**Goal:** Note each line that includes the word "type". Copy those lines.

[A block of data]

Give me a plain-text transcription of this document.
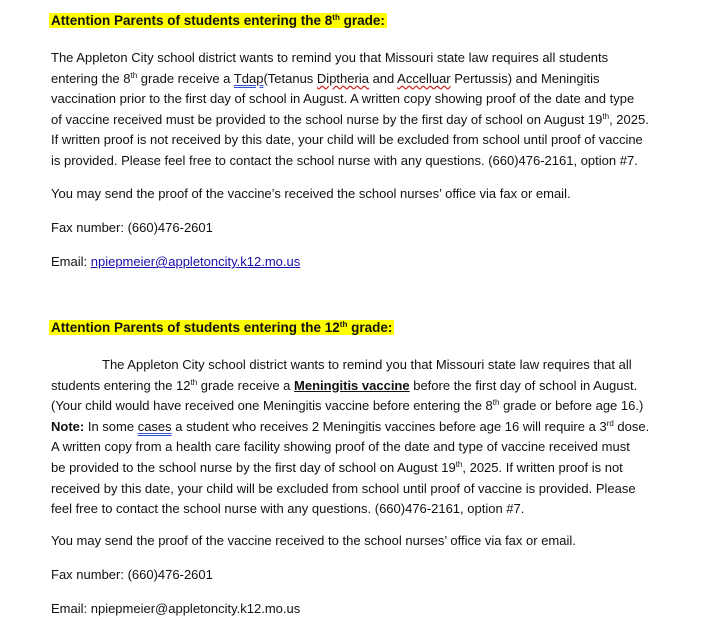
Attention Parents of students entering the 8th grade:
The Appleton City school district wants to remind you that Missouri state law requires all students
entering the 8th grade receive a Tdap(Tetanus Diptheria and Accelluar Pertussis) and Meningitis
vaccination prior to the first day of school in August. A written copy showing proof of the date and type
of vaccine received must be provided to the school nurse by the first day of school on August 19th, 2025.
If written proof is not received by this date, your child will be excluded from school until proof of vaccine
is provided. Please feel free to contact the school nurse with any questions. (660)476-2161, option #7.
You may send the proof of the vaccine’s received the school nurses’ office via fax or email.
Fax number: (660)476-2601
Email: npiepmeier@appletoncity.k12.mo.us
Attention Parents of students entering the 12th grade:
The Appleton City school district wants to remind you that Missouri state law requires that all
students entering the 12th grade receive a Meningitis vaccine before the first day of school in August.
(Your child would have received one Meningitis vaccine before entering the 8th grade or before age 16.)
Note: In some cases a student who receives 2 Meningitis vaccines before age 16 will require a 3rd dose.
A written copy from a health care facility showing proof of the date and type of vaccine received must
be provided to the school nurse by the first day of school on August 19th, 2025. If written proof is not
received by this date, your child will be excluded from school until proof of vaccine is provided. Please
feel free to contact the school nurse with any questions. (660)476-2161, option #7.
You may send the proof of the vaccine received to the school nurses’ office via fax or email.
Fax number: (660)476-2601
Email: npiepmeier@appletoncity.k12.mo.us
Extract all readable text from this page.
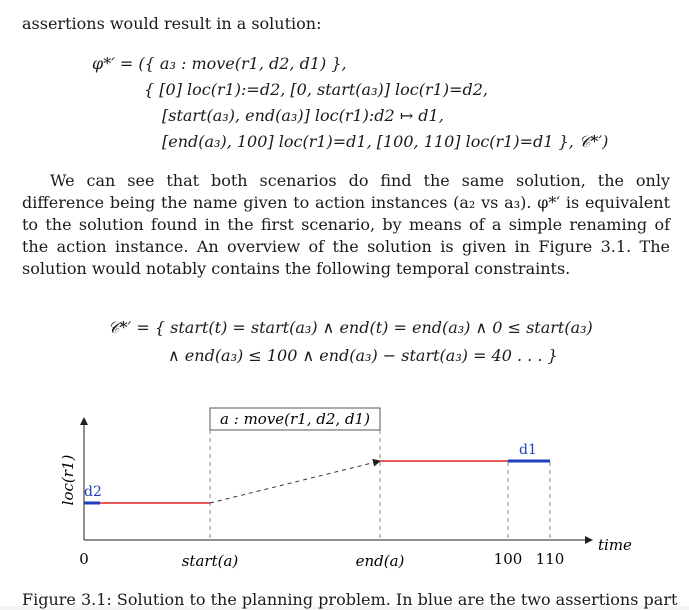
assertions would result in a solution:
φ*′ = ({ a₃ : move(r1, d2, d1) },
{ [0] loc(r1):=d2, [0, start(a₃)] loc(r1)=d2,
[start(a₃), end(a₃)] loc(r1):d2 ↦ d1,
[end(a₃), 100] loc(r1)=d1, [100, 110] loc(r1)=d1 }, 𝒞*′)
We can see that both scenarios do find the same solution, the only difference being the name given to action instances (a₂ vs a₃). φ*′ is equivalent to the solution found in the first scenario, by means of a simple renaming of the action instance. An overview of the solution is given in Figure 3.1. The solution would notably contains the following temporal constraints.
𝒞*′ = { start(t) = start(a₃) ∧ end(t) = end(a₃) ∧ 0 ≤ start(a₃)
∧ end(a₃) ≤ 100 ∧ end(a₃) − start(a₃) = 40 . . . }
a : move(r1, d2, d1)
d2
d1
loc(r1)
time
0	start(a)	end(a)	100 110
Figure 3.1: Solution to the planning problem. In blue are the two assertions part
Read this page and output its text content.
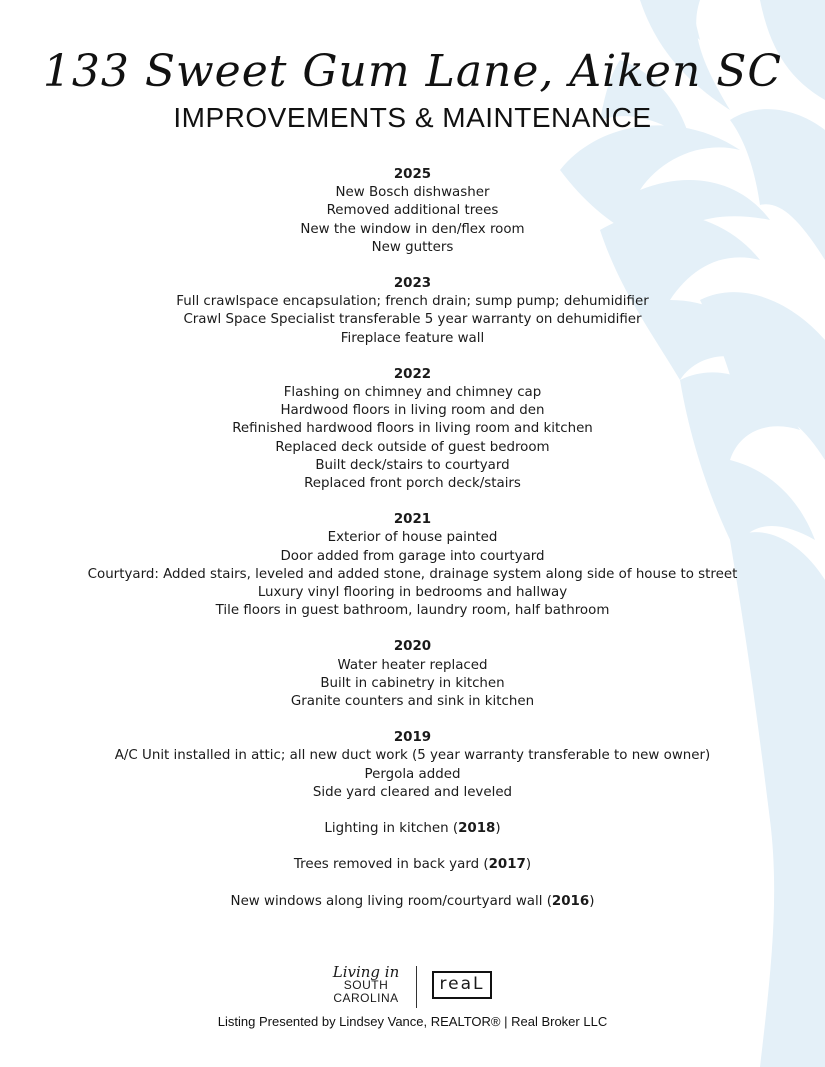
133 Sweet Gum Lane, Aiken SC
IMPROVEMENTS & MAINTENANCE
2025
New Bosch dishwasher
Removed additional trees
New the window in den/flex room
New gutters
2023
Full crawlspace encapsulation; french drain; sump pump; dehumidifier
Crawl Space Specialist transferable 5 year warranty on dehumidifier
Fireplace feature wall
2022
Flashing on chimney and chimney cap
Hardwood floors in living room and den
Refinished hardwood floors in living room and kitchen
Replaced deck outside of guest bedroom
Built deck/stairs to courtyard
Replaced front porch deck/stairs
2021
Exterior of house painted
Door added from garage into courtyard
Courtyard: Added stairs, leveled and added stone, drainage system along side of house to street
Luxury vinyl flooring in bedrooms and hallway
Tile floors in guest bathroom, laundry room, half bathroom
2020
Water heater replaced
Built in cabinetry in kitchen
Granite counters and sink in kitchen
2019
A/C Unit installed in attic; all new duct work (5 year warranty transferable to new owner)
Pergola added
Side yard cleared and leveled
Lighting in kitchen (2018)
Trees removed in back yard (2017)
New windows along living room/courtyard wall (2016)
Living in
SOUTH
CAROLINA
reaL
Listing Presented by Lindsey Vance, REALTOR® | Real Broker LLC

**Solution for this problem:**
vaccination prior to the first day of school in August. A written copy showing proof of the date and type
A written copy from a health care facility showing proof of the date and type of vaccine received must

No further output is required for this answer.